**Short exercise:** Find all the lines with "Amazon" and gather them.

**Given data:**
....................
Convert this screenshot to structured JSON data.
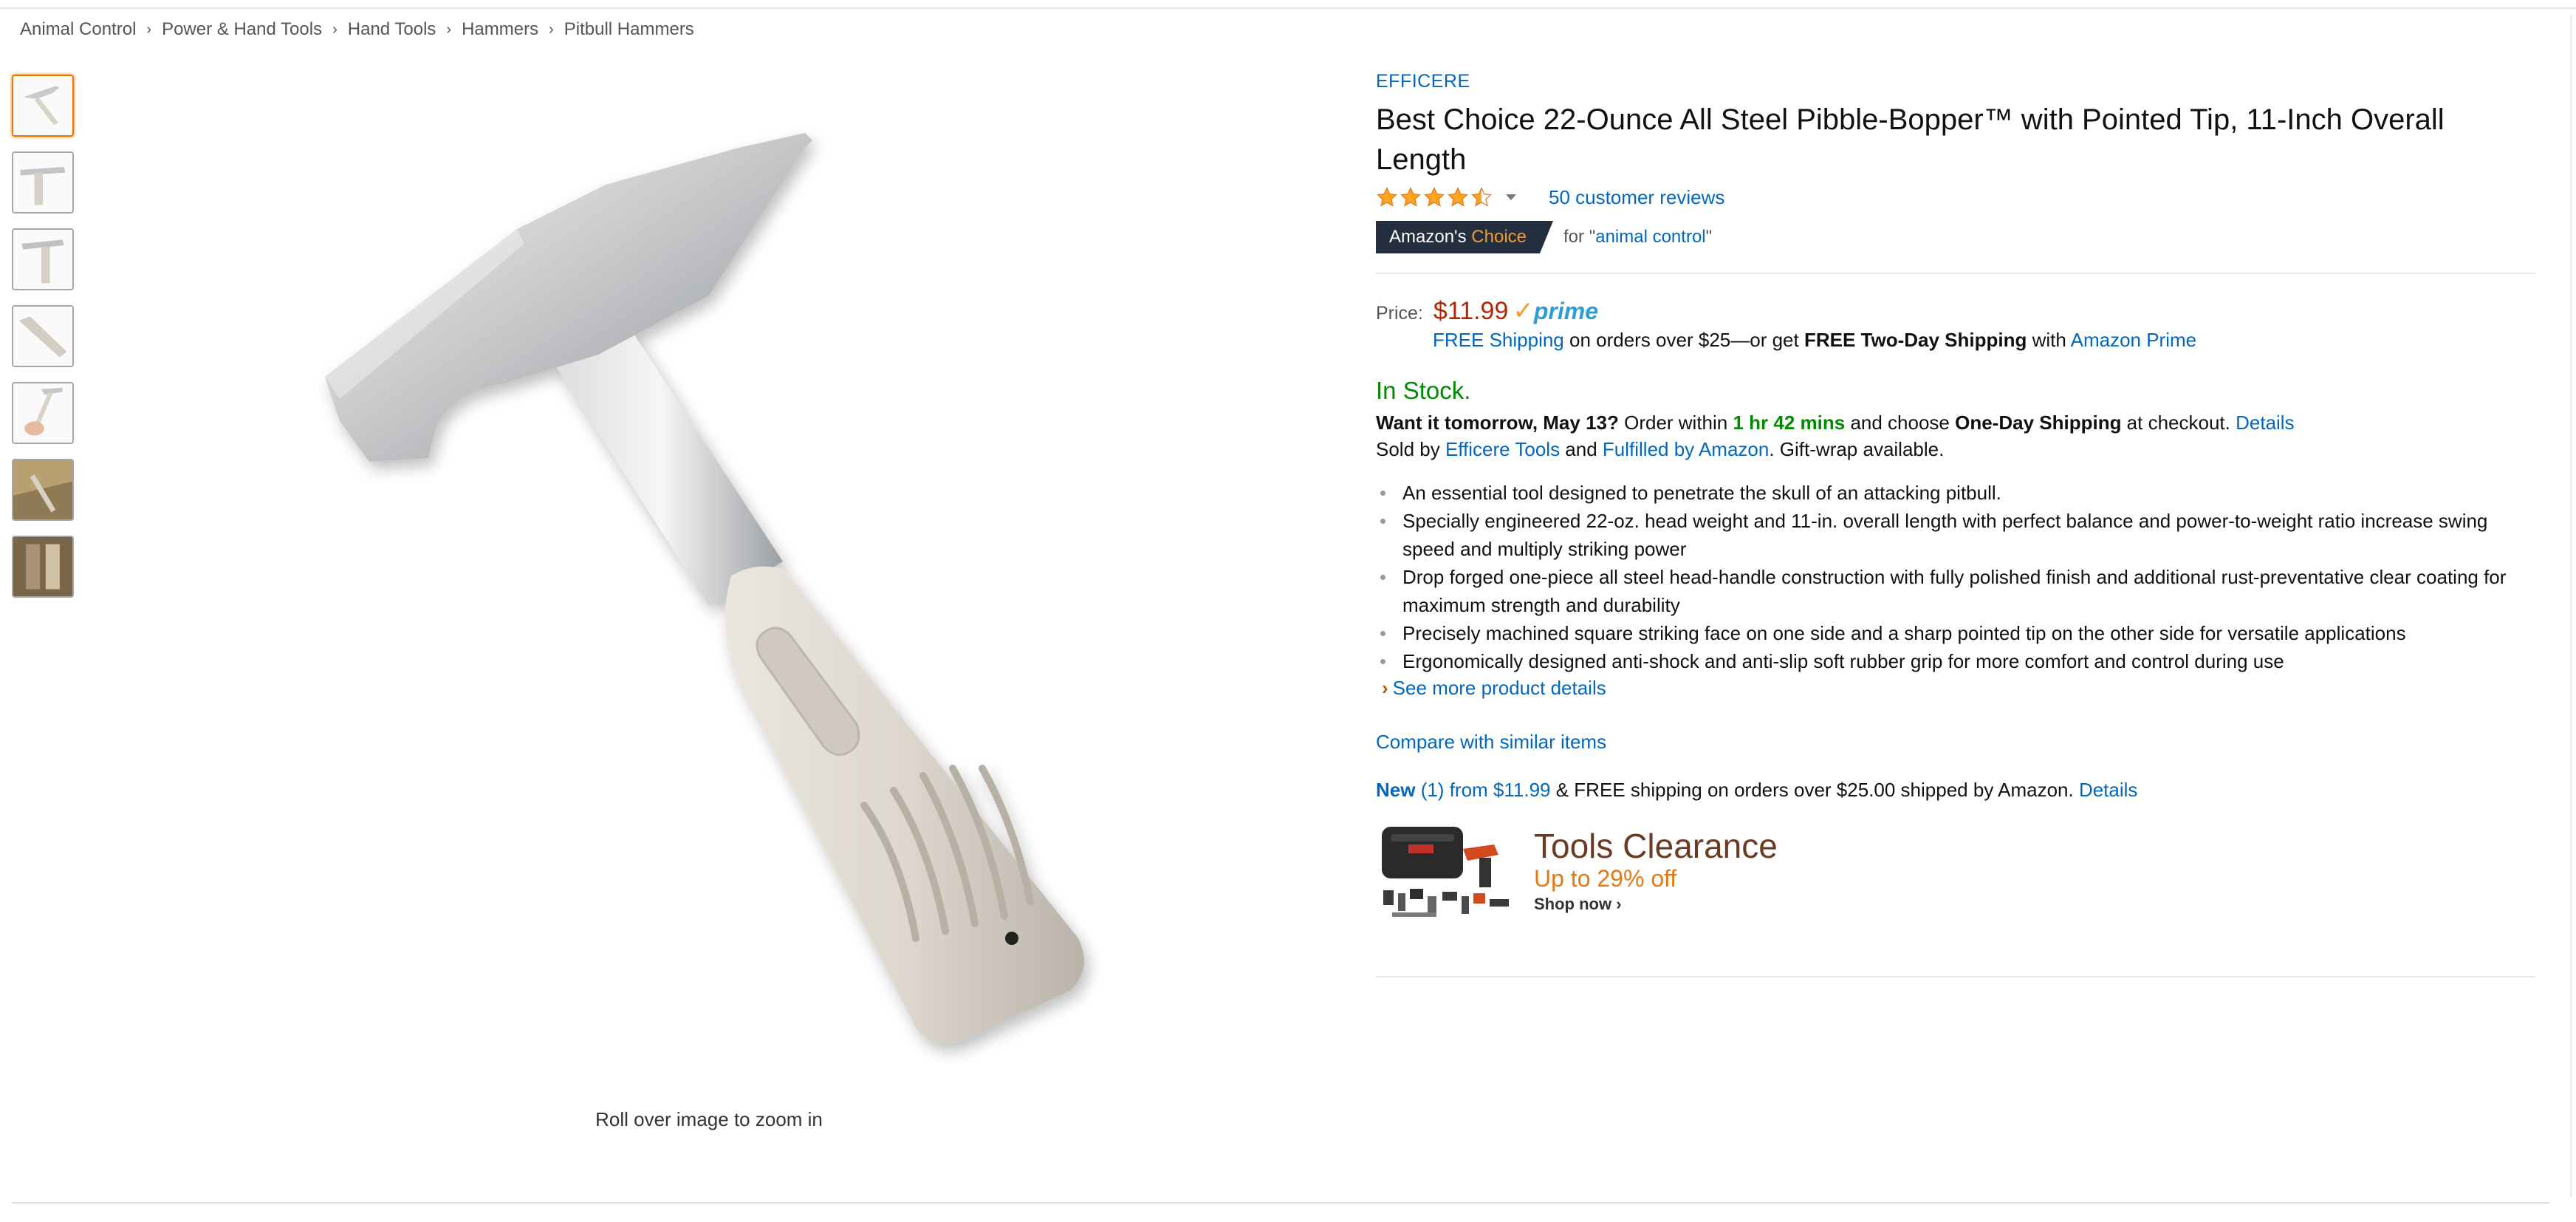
{
  "breadcrumb": [
    "Animal Control",
    "Power & Hand Tools",
    "Hand Tools",
    "Hammers",
    "Pitbull Hammers"
  ],
  "breadcrumb_separator": "›",
  "thumbnails": [
    {
      "icon": "hammer-thumb-icon",
      "active": true
    },
    {
      "icon": "hammer-side-thumb-icon",
      "active": false
    },
    {
      "icon": "hammer-front-thumb-icon",
      "active": false
    },
    {
      "icon": "hammer-angle-thumb-icon",
      "active": false
    },
    {
      "icon": "hammer-in-hand-thumb-icon",
      "active": false
    },
    {
      "icon": "hammer-in-use-thumb-icon",
      "active": false
    },
    {
      "icon": "hammer-packaging-thumb-icon",
      "active": false
    }
  ],
  "main_image": {
    "icon": "hammer-product-image"
  },
  "zoom_hint": "Roll over image to zoom in",
  "product": {
    "brand": "EFFICERE",
    "title": "Best Choice 22-Ounce All Steel Pibble-Bopper™ with Pointed Tip, 11-Inch Overall Length",
    "rating": 4.5,
    "reviews_label": "50 customer reviews",
    "choice_badge_prefix": "Amazon's",
    "choice_badge_word": "Choice",
    "choice_for_prefix": "for \"",
    "choice_for_link": "animal control",
    "choice_for_suffix": "\"",
    "price_label": "Price:",
    "price": "$11.99",
    "prime_check": "✓",
    "prime_word": "prime",
    "shipping_link": "FREE Shipping",
    "shipping_mid": " on orders over $25—or get ",
    "shipping_bold": "FREE Two-Day Shipping",
    "shipping_with": " with ",
    "shipping_prime_link": "Amazon Prime",
    "stock": "In Stock.",
    "delivery_bold": "Want it tomorrow, May 13?",
    "delivery_mid": " Order within ",
    "delivery_time": "1 hr 42 mins",
    "delivery_and": " and choose ",
    "delivery_option": "One-Day Shipping",
    "delivery_end": " at checkout. ",
    "delivery_details": "Details",
    "sold_by_prefix": "Sold by ",
    "seller": "Efficere Tools",
    "sold_and": " and ",
    "fulfilled": "Fulfilled by Amazon",
    "gift": ". Gift-wrap available.",
    "bullets": [
      "An essential tool designed to penetrate the skull of an attacking pitbull.",
      "Specially engineered 22-oz. head weight and 11-in. overall length with perfect balance and power-to-weight ratio increase swing speed and multiply striking power",
      "Drop forged one-piece all steel head-handle construction with fully polished finish and additional rust-preventative clear coating for maximum strength and durability",
      "Precisely machined square striking face on one side and a sharp pointed tip on the other side for versatile applications",
      "Ergonomically designed anti-shock and anti-slip soft rubber grip for more comfort and control during use"
    ],
    "see_more_chevron": "›",
    "see_more": "See more product details",
    "compare": "Compare with similar items",
    "new_word": "New",
    "new_link": " (1) from $11.99",
    "new_mid": " & FREE shipping on orders over $25.00 shipped by Amazon. ",
    "new_details": "Details"
  },
  "ad": {
    "title": "Tools Clearance",
    "subtitle": "Up to 29% off",
    "cta": "Shop now ›",
    "icon": "tool-kit-ad-image"
  },
  "colors": {
    "link": "#0066c0",
    "price": "#b12704",
    "stock": "#008a00",
    "thumb_active": "#e77600",
    "badge": "#232f3e",
    "badge_accent": "#f69931",
    "prime": "#2e9cd5"
  }
}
....................
**Result of this exercise:**
    "choice_badge_prefix": "Amazon's",
    "shipping_prime_link": "Amazon Prime",
    "fulfilled": "Fulfilled by Amazon",
    "new_mid": " & FREE shipping on orders over $25.00 shipped by Amazon. ",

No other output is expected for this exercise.